Items listed in a dataset:
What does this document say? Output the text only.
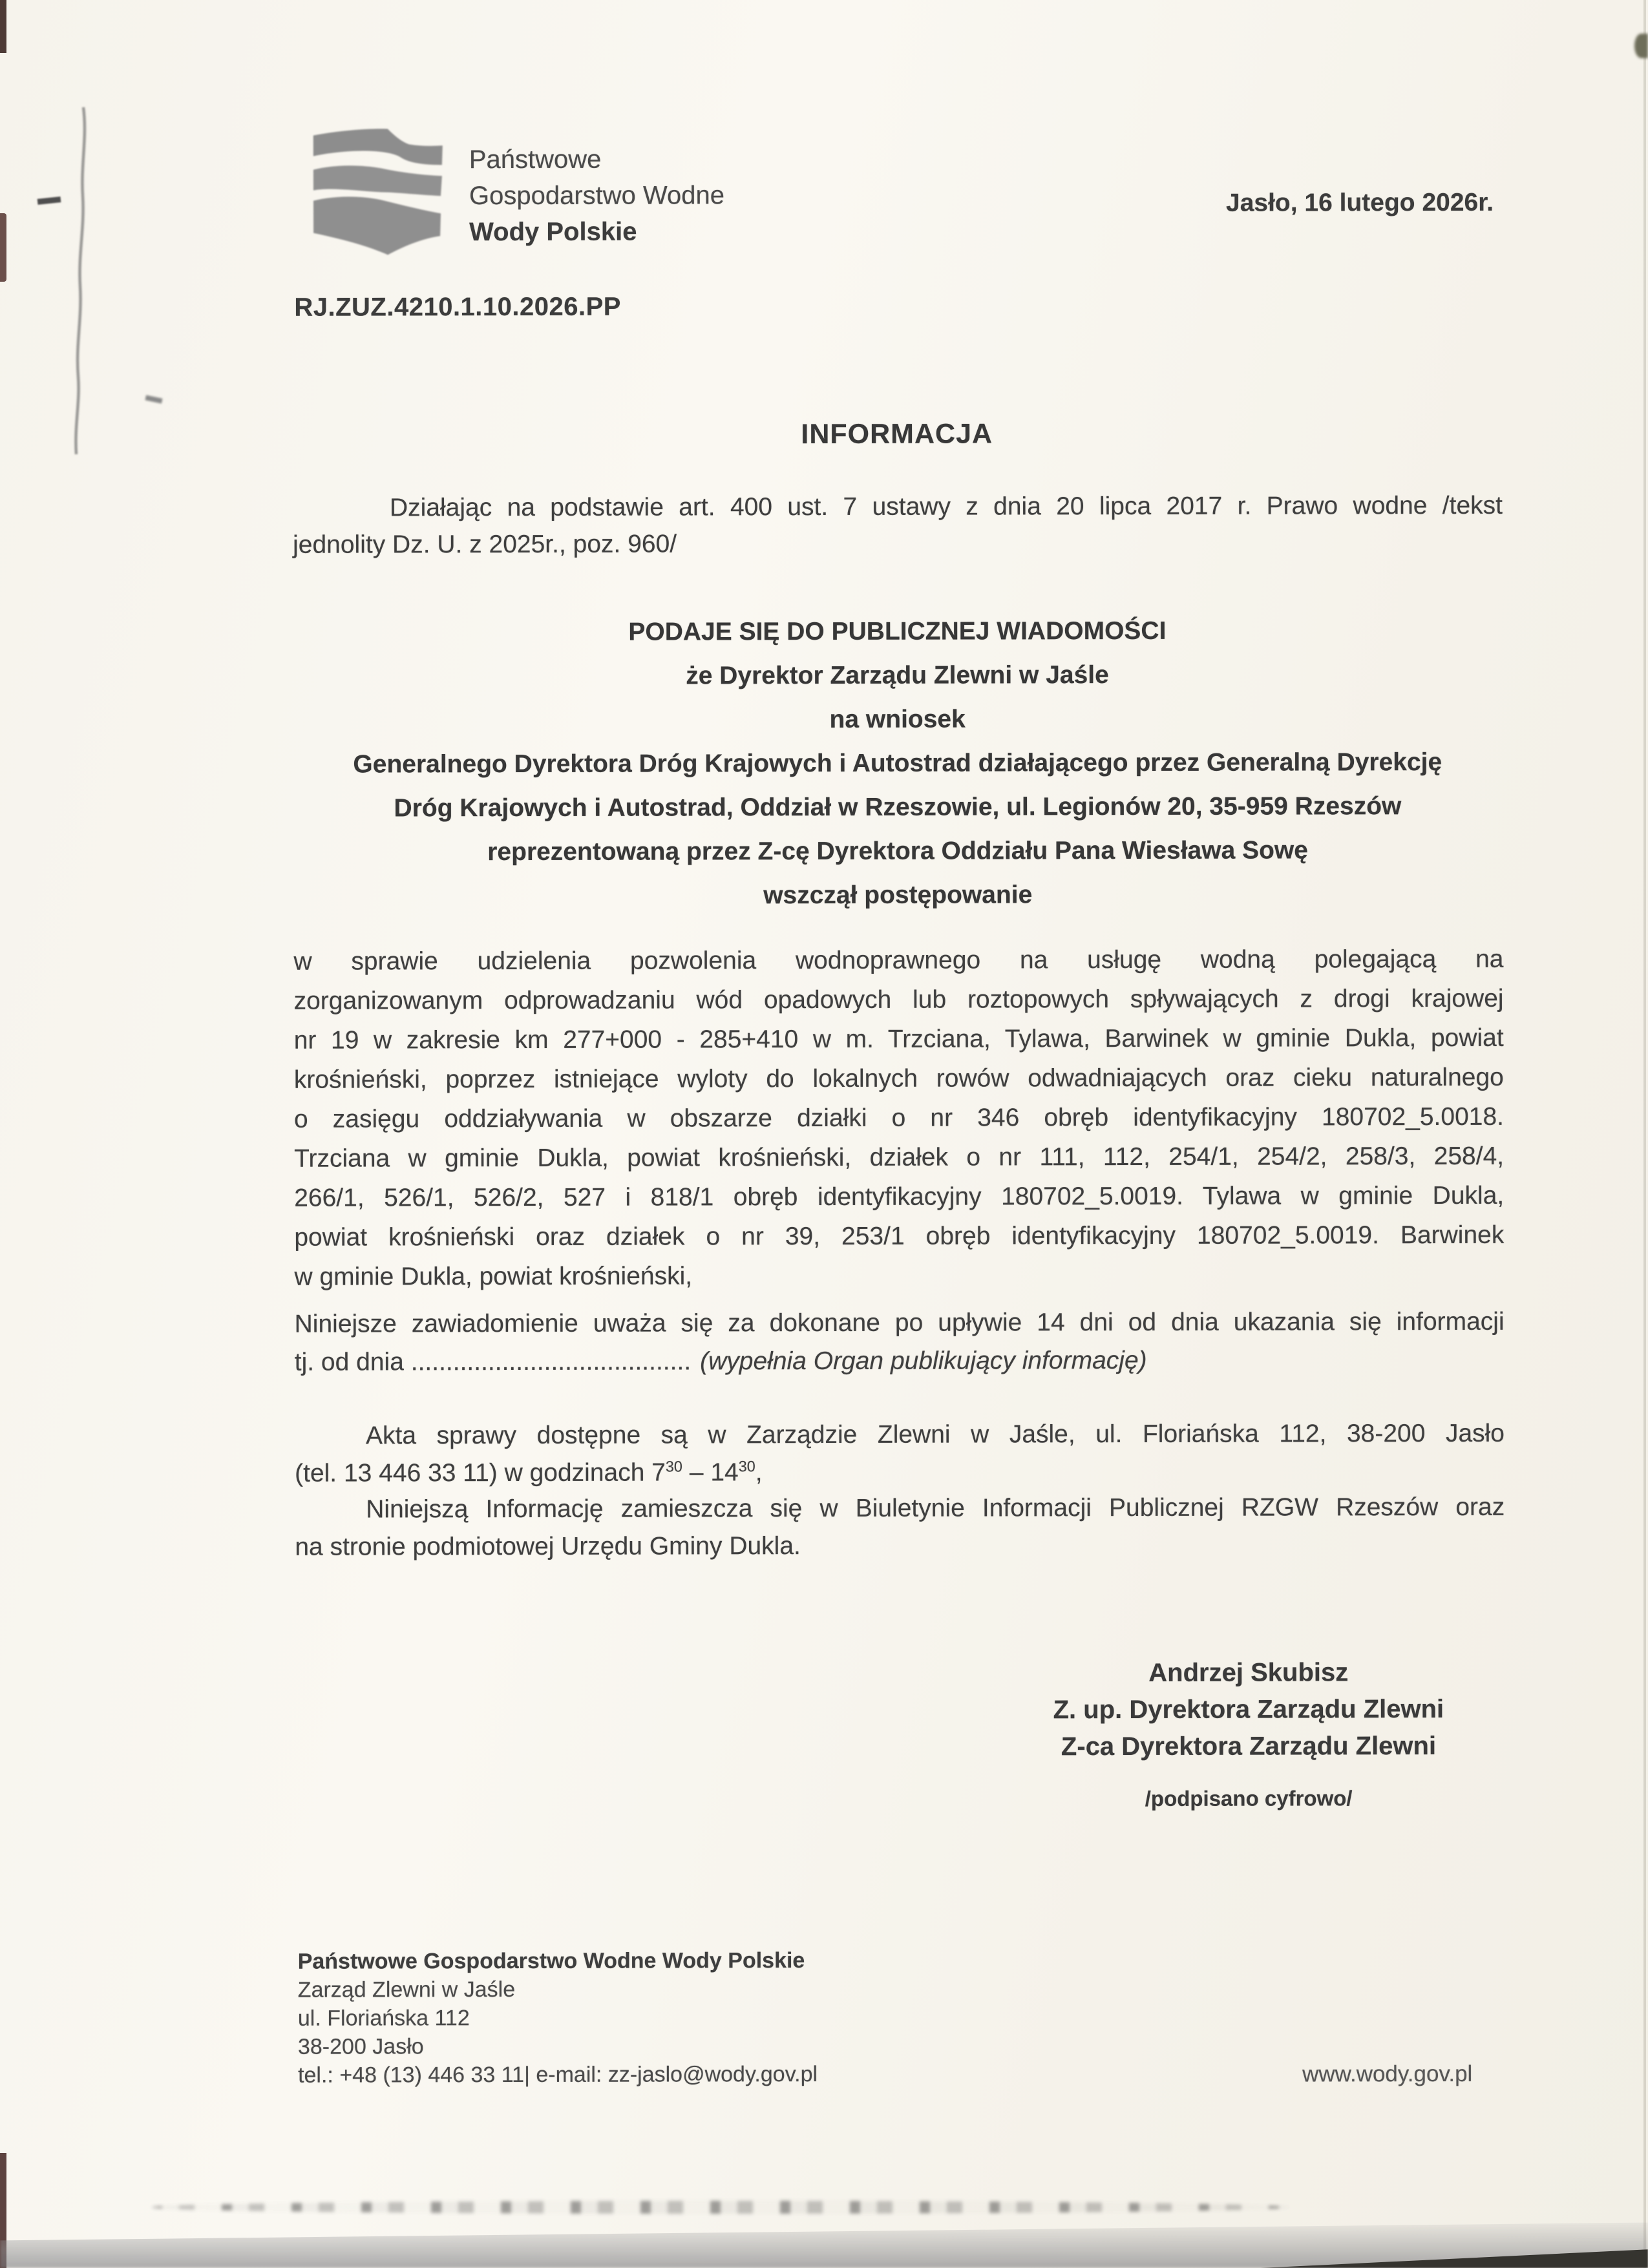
Państwowe
Gospodarstwo Wodne
Wody Polskie
Jasło, 16 lutego 2026r.
RJ.ZUZ.4210.1.10.2026.PP
INFORMACJA
Działając na podstawie art. 400 ust. 7 ustawy z dnia 20 lipca 2017 r. Prawo wodne /tekst
jednolity Dz. U. z 2025r., poz. 960/
PODAJE SIĘ DO PUBLICZNEJ WIADOMOŚCI
że Dyrektor Zarządu Zlewni w Jaśle
na wniosek
Generalnego Dyrektora Dróg Krajowych i Autostrad działającego przez Generalną Dyrekcję
Dróg Krajowych i Autostrad, Oddział w Rzeszowie, ul. Legionów 20, 35-959 Rzeszów
reprezentowaną przez Z-cę Dyrektora Oddziału Pana Wiesława Sowę
wszczął postępowanie
w sprawie udzielenia pozwolenia wodnoprawnego na usługę wodną polegającą na
zorganizowanym odprowadzaniu wód opadowych lub roztopowych spływających z drogi krajowej
nr 19 w zakresie km 277+000 - 285+410 w m. Trzciana, Tylawa, Barwinek w gminie Dukla, powiat
krośnieński, poprzez istniejące wyloty do lokalnych rowów odwadniających oraz cieku naturalnego
o zasięgu oddziaływania w obszarze działki o nr 346 obręb identyfikacyjny 180702_5.0018.
Trzciana w gminie Dukla, powiat krośnieński, działek o nr 111, 112, 254/1, 254/2, 258/3, 258/4,
266/1, 526/1, 526/2, 527 i 818/1 obręb identyfikacyjny 180702_5.0019. Tylawa w gminie Dukla,
powiat krośnieński oraz działek o nr 39, 253/1 obręb identyfikacyjny 180702_5.0019. Barwinek
w gminie Dukla, powiat krośnieński,
Niniejsze zawiadomienie uważa się za dokonane po upływie 14 dni od dnia ukazania się informacji
tj. od dnia ........................................ (wypełnia Organ publikujący informację)
Akta sprawy dostępne są w Zarządzie Zlewni w Jaśle, ul. Floriańska 112, 38-200 Jasło
(tel. 13 446 33 11) w godzinach $7^{30} - 14^{30}$,
Niniejszą Informację zamieszcza się w Biuletynie Informacji Publicznej RZGW Rzeszów oraz
na stronie podmiotowej Urzędu Gminy Dukla.
Andrzej Skubisz
Z. up. Dyrektora Zarządu Zlewni
Z-ca Dyrektora Zarządu Zlewni
/podpisano cyfrowo/
Państwowe Gospodarstwo Wodne Wody Polskie
Zarząd Zlewni w Jaśle
ul. Floriańska 112
38-200 Jasło
tel.: +48 (13) 446 33 11| e-mail: zz-jaslo@wody.gov.pl	www.wody.gov.pl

To do - Collect every line from the records above that contains the word "identyfikacyjny".

Task solution -
o zasięgu oddziaływania w obszarze działki o nr 346 obręb identyfikacyjny 180702_5.0018.
266/1, 526/1, 526/2, 527 i 818/1 obręb identyfikacyjny 180702_5.0019. Tylawa w gminie Dukla,
powiat krośnieński oraz działek o nr 39, 253/1 obręb identyfikacyjny 180702_5.0019. Barwinek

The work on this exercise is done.